» Problem to work on
Report, word for word, every line of the material that contains "동일업종".
-.-.-
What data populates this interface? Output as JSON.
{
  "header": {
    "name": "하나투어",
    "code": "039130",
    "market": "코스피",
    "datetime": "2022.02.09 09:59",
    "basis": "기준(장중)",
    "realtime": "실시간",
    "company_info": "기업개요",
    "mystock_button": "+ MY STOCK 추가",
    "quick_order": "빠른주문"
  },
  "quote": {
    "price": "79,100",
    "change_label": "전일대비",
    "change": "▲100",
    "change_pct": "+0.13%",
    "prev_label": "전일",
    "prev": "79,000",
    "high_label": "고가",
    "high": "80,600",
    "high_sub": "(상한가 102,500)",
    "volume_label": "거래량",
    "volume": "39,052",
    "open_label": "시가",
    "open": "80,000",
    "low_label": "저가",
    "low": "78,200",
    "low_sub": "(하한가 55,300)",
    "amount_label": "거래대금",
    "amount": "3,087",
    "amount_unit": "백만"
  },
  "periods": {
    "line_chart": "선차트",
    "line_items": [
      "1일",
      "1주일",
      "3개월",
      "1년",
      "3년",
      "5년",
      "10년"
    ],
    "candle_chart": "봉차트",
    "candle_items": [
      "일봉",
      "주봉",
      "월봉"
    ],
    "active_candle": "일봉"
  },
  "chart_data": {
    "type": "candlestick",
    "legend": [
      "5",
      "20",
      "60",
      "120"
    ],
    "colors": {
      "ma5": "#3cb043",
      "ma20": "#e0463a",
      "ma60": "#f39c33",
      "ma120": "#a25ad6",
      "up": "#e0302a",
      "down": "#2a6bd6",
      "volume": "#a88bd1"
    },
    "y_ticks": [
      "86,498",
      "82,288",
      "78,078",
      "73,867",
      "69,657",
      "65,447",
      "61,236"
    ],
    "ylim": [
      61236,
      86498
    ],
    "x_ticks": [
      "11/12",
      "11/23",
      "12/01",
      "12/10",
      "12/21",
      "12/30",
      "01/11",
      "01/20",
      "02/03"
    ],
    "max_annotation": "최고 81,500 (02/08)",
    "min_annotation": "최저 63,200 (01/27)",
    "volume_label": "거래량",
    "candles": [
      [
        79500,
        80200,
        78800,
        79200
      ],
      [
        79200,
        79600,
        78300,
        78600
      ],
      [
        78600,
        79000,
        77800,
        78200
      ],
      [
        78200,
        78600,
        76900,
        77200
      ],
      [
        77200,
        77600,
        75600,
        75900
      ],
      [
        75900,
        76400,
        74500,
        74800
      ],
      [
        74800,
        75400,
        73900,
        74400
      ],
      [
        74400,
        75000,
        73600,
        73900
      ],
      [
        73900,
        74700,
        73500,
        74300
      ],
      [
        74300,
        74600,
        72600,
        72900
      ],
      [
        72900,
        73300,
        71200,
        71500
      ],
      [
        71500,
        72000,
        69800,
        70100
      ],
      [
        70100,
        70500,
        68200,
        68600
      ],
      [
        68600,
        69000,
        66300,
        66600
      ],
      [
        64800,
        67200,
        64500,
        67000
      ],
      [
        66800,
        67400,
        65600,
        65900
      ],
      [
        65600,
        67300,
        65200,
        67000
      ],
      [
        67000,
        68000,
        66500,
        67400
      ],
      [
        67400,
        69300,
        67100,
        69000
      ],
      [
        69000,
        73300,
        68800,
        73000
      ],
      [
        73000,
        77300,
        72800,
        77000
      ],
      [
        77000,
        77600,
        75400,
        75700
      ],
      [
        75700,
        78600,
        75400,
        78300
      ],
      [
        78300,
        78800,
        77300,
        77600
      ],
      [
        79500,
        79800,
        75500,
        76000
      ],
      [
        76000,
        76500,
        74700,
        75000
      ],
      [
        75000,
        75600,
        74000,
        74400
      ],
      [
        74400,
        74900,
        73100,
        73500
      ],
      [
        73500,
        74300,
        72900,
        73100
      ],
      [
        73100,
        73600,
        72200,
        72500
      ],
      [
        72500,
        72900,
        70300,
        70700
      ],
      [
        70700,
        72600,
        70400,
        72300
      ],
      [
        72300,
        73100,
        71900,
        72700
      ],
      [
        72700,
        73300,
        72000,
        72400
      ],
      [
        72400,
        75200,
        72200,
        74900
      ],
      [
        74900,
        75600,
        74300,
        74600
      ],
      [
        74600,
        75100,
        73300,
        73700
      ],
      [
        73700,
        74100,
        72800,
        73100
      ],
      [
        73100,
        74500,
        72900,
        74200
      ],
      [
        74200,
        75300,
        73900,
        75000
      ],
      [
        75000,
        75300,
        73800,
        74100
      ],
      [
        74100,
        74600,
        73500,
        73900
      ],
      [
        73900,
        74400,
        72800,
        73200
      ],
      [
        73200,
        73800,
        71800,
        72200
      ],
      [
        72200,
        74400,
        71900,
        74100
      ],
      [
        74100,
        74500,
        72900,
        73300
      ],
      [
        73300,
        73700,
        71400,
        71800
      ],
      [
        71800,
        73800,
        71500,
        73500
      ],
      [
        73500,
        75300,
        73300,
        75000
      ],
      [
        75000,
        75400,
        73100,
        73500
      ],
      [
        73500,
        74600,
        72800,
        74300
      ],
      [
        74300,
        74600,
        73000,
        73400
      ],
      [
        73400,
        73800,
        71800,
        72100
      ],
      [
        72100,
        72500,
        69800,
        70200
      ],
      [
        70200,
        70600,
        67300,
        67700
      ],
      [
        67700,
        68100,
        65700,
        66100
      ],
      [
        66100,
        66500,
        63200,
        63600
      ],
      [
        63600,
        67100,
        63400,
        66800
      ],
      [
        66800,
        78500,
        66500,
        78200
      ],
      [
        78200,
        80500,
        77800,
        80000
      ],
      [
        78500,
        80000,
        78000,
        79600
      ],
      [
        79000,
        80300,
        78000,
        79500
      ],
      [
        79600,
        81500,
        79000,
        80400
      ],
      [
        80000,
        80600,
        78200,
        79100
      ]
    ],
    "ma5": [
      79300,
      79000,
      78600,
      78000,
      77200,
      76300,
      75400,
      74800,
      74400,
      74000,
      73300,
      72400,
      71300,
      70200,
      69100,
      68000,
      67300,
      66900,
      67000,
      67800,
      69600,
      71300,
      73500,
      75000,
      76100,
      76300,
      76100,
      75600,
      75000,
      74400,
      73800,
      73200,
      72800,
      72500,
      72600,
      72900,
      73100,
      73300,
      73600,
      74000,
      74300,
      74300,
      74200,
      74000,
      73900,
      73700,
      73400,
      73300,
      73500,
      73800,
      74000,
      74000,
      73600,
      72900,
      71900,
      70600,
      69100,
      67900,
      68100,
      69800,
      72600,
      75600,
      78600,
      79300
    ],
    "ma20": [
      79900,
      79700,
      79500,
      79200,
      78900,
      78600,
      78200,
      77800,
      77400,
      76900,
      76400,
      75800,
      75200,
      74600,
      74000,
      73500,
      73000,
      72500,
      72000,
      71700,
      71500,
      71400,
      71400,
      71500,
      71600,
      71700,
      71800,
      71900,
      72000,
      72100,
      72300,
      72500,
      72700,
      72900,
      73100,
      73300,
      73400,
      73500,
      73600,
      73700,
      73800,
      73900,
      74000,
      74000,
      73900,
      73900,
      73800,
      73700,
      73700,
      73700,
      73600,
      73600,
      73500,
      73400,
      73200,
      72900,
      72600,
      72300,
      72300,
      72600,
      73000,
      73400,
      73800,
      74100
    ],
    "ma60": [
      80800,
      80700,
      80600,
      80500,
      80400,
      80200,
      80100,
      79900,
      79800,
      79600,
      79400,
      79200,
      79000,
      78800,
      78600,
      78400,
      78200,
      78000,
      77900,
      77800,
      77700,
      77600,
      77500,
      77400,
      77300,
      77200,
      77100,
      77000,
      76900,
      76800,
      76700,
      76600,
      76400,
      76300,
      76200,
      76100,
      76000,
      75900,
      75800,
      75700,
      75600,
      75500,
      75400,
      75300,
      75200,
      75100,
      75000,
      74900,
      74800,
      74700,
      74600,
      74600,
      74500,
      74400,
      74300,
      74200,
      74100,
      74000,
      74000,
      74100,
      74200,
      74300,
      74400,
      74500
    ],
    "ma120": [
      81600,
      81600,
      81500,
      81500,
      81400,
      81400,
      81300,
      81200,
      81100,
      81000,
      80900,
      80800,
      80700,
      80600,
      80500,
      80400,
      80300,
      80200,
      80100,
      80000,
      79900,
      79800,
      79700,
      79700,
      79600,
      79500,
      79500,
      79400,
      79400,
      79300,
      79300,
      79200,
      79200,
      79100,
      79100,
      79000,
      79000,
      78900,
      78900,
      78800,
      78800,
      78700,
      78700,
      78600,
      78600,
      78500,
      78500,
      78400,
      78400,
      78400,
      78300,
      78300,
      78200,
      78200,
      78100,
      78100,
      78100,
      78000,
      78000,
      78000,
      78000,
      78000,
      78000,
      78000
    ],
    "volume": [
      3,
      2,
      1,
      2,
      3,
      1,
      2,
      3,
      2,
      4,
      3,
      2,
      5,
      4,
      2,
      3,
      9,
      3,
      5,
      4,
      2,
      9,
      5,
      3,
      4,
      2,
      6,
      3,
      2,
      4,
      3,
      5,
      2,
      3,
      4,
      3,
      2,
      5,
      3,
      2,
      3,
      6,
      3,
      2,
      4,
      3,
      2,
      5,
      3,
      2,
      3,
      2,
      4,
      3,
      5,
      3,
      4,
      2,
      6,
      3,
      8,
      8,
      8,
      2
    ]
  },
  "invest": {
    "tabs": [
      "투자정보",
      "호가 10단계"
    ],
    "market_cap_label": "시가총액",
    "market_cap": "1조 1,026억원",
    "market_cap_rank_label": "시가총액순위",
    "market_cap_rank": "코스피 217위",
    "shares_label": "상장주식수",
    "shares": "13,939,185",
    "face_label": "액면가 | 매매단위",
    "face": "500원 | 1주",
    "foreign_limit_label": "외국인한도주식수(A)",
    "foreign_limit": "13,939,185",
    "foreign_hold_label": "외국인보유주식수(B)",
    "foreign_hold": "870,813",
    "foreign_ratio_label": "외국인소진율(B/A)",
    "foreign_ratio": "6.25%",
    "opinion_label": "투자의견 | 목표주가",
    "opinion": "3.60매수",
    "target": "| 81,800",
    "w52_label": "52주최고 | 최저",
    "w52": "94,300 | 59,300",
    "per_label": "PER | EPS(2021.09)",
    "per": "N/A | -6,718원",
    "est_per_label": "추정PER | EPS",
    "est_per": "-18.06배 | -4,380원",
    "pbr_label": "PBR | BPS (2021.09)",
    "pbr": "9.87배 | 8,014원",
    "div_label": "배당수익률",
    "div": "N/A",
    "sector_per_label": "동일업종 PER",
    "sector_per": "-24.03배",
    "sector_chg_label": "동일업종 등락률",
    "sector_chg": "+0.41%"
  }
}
-.-.-
» Result of the task
    "sector_per_label": "동일업종 PER",
    "sector_chg_label": "동일업종 등락률",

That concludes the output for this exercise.